- _TASK DIRECTIONS_: Check each line below for "сгибом" and report how many have it, nothing else.

- _AVAILABLE RECORDS_:
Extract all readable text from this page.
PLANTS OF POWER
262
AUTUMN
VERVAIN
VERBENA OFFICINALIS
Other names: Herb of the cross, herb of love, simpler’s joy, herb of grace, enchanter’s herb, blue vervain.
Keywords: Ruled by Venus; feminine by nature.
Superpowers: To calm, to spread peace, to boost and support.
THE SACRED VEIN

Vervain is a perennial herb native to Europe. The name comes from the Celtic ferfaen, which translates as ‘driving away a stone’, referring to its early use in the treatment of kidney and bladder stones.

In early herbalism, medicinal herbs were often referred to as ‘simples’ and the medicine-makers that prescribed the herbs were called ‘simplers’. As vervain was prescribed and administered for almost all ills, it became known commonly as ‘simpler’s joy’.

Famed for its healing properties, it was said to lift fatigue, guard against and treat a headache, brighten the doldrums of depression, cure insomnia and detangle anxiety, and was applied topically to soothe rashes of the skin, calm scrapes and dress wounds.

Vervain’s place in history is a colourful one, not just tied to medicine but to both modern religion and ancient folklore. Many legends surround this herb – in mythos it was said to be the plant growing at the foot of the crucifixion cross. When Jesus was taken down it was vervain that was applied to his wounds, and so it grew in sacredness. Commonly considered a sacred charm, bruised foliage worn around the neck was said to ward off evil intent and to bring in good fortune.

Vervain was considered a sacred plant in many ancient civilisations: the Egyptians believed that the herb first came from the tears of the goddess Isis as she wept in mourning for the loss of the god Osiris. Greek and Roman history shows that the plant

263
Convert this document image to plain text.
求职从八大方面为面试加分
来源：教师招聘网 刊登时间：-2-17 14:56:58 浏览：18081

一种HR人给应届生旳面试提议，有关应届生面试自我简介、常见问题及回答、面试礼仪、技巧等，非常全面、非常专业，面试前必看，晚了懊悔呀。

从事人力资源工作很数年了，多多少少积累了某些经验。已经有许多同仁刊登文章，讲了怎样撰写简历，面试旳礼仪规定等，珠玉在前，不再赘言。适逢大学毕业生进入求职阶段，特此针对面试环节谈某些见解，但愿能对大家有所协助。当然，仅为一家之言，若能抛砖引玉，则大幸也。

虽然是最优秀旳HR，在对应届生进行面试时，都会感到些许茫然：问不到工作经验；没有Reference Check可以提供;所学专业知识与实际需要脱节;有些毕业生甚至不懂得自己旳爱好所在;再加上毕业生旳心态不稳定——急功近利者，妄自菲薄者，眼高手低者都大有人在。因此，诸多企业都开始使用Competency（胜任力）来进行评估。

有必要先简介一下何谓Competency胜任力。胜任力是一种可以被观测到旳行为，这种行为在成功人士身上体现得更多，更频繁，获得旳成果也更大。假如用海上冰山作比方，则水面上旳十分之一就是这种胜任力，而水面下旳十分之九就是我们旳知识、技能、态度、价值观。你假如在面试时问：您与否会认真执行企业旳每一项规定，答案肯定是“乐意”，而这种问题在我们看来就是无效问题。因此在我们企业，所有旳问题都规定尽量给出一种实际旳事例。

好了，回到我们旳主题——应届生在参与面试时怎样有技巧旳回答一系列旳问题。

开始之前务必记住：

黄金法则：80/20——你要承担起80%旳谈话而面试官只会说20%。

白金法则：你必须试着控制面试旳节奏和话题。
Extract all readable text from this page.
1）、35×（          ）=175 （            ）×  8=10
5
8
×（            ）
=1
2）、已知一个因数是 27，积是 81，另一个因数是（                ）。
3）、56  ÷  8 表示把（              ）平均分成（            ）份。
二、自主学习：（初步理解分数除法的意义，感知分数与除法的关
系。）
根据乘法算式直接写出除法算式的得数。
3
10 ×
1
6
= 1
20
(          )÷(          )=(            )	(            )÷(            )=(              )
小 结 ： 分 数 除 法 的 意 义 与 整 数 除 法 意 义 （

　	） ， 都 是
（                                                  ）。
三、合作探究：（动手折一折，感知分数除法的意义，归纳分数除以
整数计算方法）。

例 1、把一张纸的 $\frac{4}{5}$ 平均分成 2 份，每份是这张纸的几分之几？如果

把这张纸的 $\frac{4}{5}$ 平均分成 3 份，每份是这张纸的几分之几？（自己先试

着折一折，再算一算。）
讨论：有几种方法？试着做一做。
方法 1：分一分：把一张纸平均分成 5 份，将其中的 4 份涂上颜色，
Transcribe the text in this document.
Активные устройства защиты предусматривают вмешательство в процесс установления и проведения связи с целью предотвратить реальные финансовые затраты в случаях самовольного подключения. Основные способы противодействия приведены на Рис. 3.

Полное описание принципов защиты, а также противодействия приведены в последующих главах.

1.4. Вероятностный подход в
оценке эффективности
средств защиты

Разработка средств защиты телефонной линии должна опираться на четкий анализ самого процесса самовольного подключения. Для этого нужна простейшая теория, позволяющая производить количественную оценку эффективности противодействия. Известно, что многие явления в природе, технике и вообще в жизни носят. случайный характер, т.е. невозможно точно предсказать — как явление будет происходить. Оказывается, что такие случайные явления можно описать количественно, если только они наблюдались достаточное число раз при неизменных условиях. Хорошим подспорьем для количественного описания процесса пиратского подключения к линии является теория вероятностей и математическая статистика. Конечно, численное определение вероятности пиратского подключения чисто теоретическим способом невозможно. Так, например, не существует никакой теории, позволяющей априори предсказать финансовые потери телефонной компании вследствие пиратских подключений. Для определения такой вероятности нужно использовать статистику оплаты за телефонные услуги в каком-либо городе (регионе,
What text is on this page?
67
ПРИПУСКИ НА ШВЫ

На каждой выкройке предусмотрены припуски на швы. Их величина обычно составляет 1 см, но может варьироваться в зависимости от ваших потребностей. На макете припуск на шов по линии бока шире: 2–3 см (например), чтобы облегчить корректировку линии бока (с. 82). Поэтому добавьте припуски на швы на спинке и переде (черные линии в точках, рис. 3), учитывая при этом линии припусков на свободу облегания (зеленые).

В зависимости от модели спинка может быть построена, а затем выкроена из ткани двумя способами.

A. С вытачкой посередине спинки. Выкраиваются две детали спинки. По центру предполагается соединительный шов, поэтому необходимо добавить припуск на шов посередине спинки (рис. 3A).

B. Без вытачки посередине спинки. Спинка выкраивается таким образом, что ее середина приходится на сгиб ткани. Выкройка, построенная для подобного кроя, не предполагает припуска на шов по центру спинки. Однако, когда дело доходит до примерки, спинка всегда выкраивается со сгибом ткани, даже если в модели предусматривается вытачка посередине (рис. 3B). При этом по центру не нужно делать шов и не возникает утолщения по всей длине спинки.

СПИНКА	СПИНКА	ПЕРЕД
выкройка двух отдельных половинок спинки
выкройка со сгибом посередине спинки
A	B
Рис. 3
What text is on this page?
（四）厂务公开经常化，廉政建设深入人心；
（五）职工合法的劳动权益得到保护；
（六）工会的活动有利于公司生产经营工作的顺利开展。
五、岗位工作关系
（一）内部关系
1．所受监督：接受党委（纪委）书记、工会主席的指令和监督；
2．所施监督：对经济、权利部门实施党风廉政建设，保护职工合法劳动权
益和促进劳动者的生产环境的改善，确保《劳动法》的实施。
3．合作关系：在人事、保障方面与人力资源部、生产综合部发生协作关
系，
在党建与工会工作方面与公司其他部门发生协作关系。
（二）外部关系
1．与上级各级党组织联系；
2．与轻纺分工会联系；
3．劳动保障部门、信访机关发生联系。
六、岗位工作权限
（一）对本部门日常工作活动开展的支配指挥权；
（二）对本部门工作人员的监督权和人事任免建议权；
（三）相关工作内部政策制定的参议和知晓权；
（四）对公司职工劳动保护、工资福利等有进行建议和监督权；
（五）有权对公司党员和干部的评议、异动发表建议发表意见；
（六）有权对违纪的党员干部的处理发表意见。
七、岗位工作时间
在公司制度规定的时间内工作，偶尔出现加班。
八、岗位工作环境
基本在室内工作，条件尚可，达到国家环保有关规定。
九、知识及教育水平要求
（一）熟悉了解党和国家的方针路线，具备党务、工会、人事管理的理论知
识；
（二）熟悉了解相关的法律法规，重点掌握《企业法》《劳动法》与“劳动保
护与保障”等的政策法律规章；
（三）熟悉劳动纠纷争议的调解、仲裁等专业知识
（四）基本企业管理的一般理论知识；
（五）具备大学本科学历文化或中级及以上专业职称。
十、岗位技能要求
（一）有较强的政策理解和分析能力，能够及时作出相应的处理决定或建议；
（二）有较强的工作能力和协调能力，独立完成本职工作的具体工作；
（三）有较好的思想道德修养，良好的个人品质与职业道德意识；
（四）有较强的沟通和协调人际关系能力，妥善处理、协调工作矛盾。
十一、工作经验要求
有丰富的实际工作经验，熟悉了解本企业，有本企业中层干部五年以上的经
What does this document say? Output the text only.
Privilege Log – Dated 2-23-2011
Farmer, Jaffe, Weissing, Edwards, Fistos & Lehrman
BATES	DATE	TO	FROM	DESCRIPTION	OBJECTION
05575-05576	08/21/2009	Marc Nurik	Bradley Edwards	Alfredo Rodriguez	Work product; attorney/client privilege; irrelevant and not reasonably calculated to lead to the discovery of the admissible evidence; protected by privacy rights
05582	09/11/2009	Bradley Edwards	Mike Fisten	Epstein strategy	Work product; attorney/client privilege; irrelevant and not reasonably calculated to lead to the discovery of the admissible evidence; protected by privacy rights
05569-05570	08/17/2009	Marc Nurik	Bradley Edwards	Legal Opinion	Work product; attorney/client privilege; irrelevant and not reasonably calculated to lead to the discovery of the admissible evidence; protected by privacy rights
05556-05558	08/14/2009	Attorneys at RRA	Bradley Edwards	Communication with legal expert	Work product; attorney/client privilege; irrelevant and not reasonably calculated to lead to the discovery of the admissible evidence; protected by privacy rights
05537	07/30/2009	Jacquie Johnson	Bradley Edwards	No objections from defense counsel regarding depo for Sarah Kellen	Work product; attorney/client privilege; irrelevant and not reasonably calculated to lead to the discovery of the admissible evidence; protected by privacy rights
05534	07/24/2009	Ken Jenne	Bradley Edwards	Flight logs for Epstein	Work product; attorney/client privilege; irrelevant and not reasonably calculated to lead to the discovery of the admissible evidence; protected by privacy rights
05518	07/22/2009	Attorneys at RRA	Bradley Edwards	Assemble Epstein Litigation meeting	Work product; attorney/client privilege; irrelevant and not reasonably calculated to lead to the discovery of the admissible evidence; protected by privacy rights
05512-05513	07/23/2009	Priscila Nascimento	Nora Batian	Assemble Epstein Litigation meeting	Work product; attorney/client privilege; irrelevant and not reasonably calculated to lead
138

- _RESULT OF THIS TASK_: 2